++++ Stored records ++++

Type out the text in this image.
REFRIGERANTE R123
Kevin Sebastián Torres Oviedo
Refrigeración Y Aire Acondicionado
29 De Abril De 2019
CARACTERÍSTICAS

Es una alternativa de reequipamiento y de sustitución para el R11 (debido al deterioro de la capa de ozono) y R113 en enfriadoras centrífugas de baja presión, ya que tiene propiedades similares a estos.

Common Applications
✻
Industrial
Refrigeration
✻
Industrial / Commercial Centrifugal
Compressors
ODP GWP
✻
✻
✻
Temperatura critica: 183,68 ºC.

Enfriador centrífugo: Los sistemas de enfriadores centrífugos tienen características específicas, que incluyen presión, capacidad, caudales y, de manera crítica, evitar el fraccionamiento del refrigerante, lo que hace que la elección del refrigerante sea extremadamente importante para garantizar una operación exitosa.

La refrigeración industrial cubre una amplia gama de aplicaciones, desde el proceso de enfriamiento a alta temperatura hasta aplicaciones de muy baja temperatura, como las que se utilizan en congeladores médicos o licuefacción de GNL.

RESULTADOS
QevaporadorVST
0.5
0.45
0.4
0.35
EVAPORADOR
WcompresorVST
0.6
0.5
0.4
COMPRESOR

++++
++++ Stored records ++++

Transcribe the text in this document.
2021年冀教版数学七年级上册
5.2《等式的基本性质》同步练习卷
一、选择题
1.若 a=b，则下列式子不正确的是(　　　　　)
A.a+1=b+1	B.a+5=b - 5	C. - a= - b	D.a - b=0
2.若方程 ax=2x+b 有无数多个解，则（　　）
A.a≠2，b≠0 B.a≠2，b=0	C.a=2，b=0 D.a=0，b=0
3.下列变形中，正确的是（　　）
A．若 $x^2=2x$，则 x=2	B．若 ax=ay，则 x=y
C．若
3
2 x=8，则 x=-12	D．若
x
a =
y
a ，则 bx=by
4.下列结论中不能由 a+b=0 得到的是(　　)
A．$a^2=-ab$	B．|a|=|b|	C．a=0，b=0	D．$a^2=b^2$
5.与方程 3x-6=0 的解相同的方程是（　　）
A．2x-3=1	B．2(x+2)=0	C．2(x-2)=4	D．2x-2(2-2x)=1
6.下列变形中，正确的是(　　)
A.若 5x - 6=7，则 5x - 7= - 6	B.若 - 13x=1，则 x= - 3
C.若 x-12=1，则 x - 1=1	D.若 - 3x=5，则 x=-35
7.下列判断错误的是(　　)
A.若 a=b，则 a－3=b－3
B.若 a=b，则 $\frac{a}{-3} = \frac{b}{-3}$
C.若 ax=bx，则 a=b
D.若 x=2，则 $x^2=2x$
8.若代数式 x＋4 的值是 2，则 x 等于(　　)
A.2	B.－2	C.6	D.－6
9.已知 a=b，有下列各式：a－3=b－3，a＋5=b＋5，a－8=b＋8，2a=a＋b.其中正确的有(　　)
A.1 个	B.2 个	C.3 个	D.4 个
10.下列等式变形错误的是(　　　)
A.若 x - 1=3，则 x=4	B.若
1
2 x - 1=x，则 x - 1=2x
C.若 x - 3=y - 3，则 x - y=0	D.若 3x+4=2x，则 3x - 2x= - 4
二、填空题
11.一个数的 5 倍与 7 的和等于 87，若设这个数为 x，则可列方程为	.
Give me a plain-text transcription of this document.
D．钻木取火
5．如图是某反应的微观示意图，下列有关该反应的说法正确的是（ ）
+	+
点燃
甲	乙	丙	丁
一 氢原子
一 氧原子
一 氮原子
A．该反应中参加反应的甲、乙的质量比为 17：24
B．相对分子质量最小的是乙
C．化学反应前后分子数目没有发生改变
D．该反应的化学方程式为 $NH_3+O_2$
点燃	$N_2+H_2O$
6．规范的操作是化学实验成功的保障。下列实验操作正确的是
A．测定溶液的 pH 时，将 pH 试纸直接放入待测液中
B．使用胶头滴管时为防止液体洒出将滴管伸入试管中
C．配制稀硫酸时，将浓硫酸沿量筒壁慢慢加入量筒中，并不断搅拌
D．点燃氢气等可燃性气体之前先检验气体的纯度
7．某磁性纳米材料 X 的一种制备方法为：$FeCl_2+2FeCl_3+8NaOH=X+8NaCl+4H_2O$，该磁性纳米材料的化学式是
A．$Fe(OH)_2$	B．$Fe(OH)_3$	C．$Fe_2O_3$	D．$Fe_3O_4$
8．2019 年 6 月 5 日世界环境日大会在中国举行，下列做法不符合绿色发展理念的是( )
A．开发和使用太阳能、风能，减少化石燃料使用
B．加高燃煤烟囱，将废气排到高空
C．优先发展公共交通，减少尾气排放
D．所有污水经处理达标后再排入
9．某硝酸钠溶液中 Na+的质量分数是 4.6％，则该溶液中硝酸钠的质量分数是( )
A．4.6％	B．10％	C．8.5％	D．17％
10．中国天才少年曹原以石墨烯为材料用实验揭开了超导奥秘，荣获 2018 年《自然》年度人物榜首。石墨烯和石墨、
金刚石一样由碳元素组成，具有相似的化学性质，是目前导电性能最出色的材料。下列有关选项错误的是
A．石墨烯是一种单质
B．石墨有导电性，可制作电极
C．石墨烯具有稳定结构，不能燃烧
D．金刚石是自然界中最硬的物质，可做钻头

++++
++++ Stored records ++++

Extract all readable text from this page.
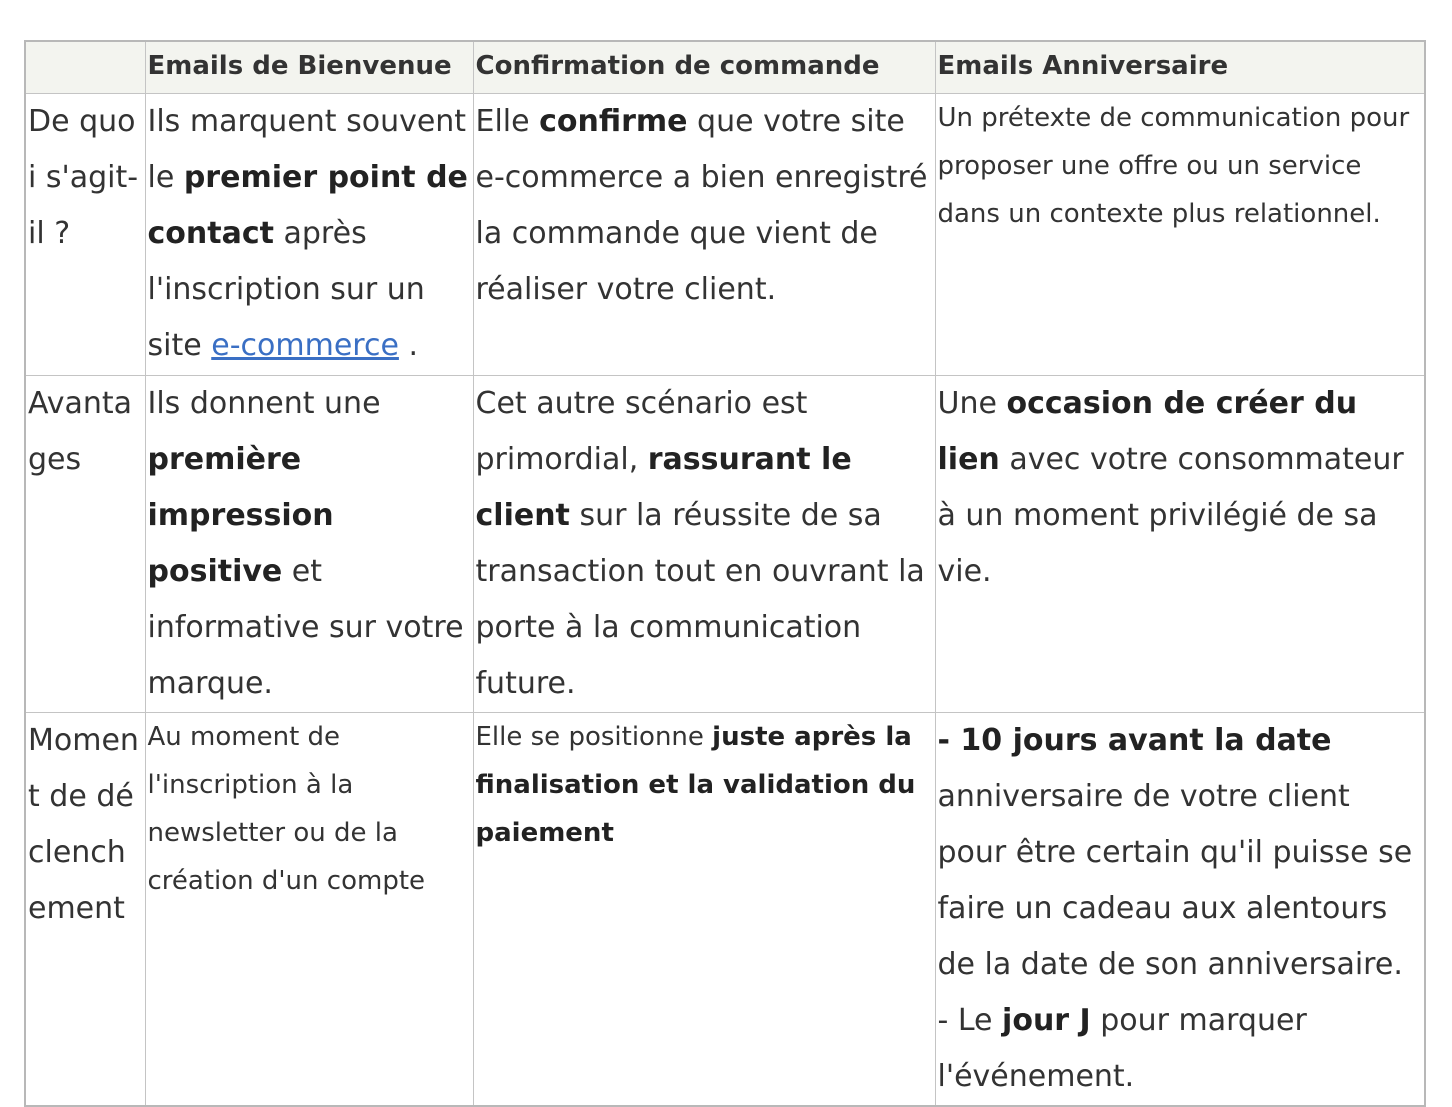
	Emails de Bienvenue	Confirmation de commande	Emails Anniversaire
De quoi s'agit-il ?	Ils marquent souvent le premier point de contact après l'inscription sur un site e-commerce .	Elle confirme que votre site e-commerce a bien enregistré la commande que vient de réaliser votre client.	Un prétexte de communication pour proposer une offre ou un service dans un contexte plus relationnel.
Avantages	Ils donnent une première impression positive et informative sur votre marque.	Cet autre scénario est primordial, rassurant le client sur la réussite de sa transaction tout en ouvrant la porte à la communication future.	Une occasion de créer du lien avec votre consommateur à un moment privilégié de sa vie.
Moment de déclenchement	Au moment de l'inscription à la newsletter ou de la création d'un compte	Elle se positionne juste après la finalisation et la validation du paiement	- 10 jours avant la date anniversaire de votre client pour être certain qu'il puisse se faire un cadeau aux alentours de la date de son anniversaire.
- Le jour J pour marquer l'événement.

++++

Your instructions:
Copy all lines in the listing above where the string "document" appears.

Completed task:
Transcribe the text in this document.
Give me a plain-text transcription of this document.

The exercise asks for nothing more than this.